- SHORT PROBLEM
Review the material and extract every line in which the word "Linkage" occurs.

- ENTRIES SUPPLIED

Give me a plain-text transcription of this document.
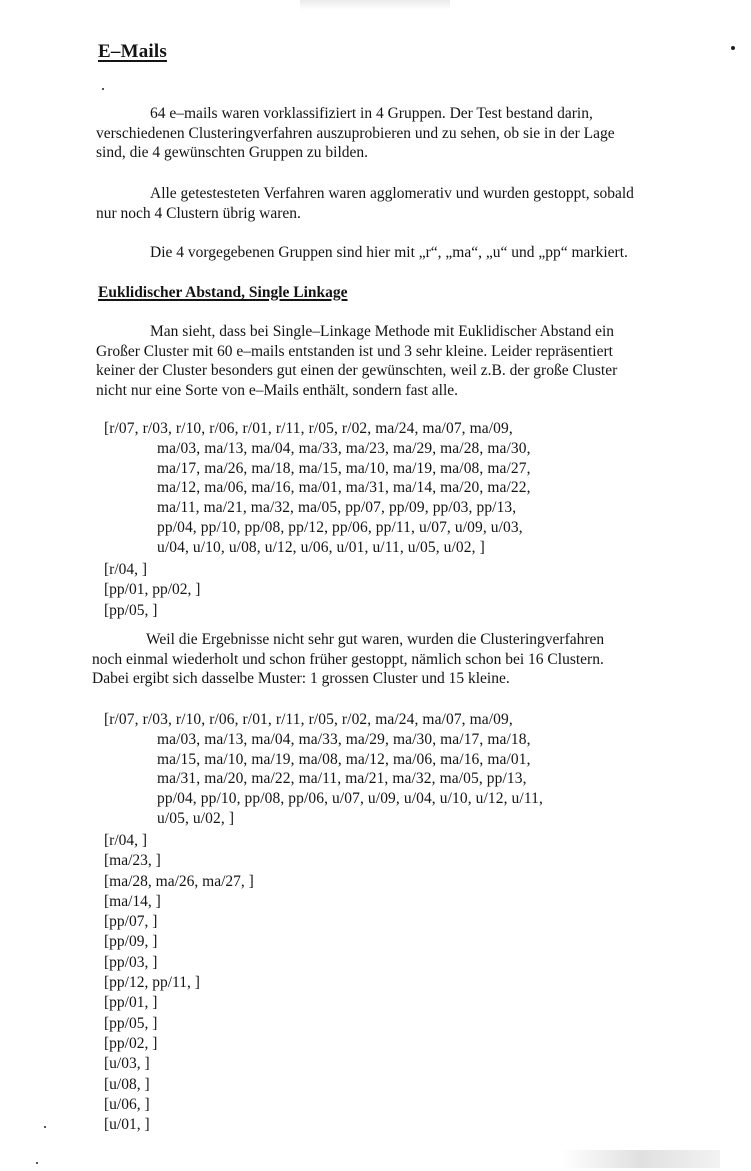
E–Mails
64 e–mails waren vorklassifiziert in 4 Gruppen. Der Test bestand darin,
verschiedenen Clusteringverfahren auszuprobieren und zu sehen, ob sie in der Lage
sind, die 4 gewünschten Gruppen zu bilden.
Alle getestesteten Verfahren waren agglomerativ und wurden gestoppt, sobald
nur noch 4 Clustern übrig waren.
Die 4 vorgegebenen Gruppen sind hier mit „r“, „ma“, „u“ und „pp“ markiert.
Euklidischer Abstand, Single Linkage
Man sieht, dass bei Single–Linkage Methode mit Euklidischer Abstand ein
Großer Cluster mit 60 e–mails entstanden ist und 3 sehr kleine. Leider repräsentiert
keiner der Cluster besonders gut einen der gewünschten, weil z.B. der große Cluster
nicht nur eine Sorte von e–Mails enthält, sondern fast alle.
[r/07, r/03, r/10, r/06, r/01, r/11, r/05, r/02, ma/24, ma/07, ma/09,
ma/03, ma/13, ma/04, ma/33, ma/23, ma/29, ma/28, ma/30,
ma/17, ma/26, ma/18, ma/15, ma/10, ma/19, ma/08, ma/27,
ma/12, ma/06, ma/16, ma/01, ma/31, ma/14, ma/20, ma/22,
ma/11, ma/21, ma/32, ma/05, pp/07, pp/09, pp/03, pp/13,
pp/04, pp/10, pp/08, pp/12, pp/06, pp/11, u/07, u/09, u/03,
u/04, u/10, u/08, u/12, u/06, u/01, u/11, u/05, u/02, ]
[r/04, ]
[pp/01, pp/02, ]
[pp/05, ]
Weil die Ergebnisse nicht sehr gut waren, wurden die Clusteringverfahren
noch einmal wiederholt und schon früher gestoppt, nämlich schon bei 16 Clustern.
Dabei ergibt sich dasselbe Muster: 1 grossen Cluster und 15 kleine.
[r/07, r/03, r/10, r/06, r/01, r/11, r/05, r/02, ma/24, ma/07, ma/09,
ma/03, ma/13, ma/04, ma/33, ma/29, ma/30, ma/17, ma/18,
ma/15, ma/10, ma/19, ma/08, ma/12, ma/06, ma/16, ma/01,
ma/31, ma/20, ma/22, ma/11, ma/21, ma/32, ma/05, pp/13,
pp/04, pp/10, pp/08, pp/06, u/07, u/09, u/04, u/10, u/12, u/11,
u/05, u/02, ]
[r/04, ]
[ma/23, ]
[ma/28, ma/26, ma/27, ]
[ma/14, ]
[pp/07, ]
[pp/09, ]
[pp/03, ]
[pp/12, pp/11, ]
[pp/01, ]
[pp/05, ]
[pp/02, ]
[u/03, ]
[u/08, ]
[u/06, ]
[u/01, ]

- FINAL RESULT
Euklidischer Abstand, Single Linkage
Man sieht, dass bei Single–Linkage Methode mit Euklidischer Abstand ein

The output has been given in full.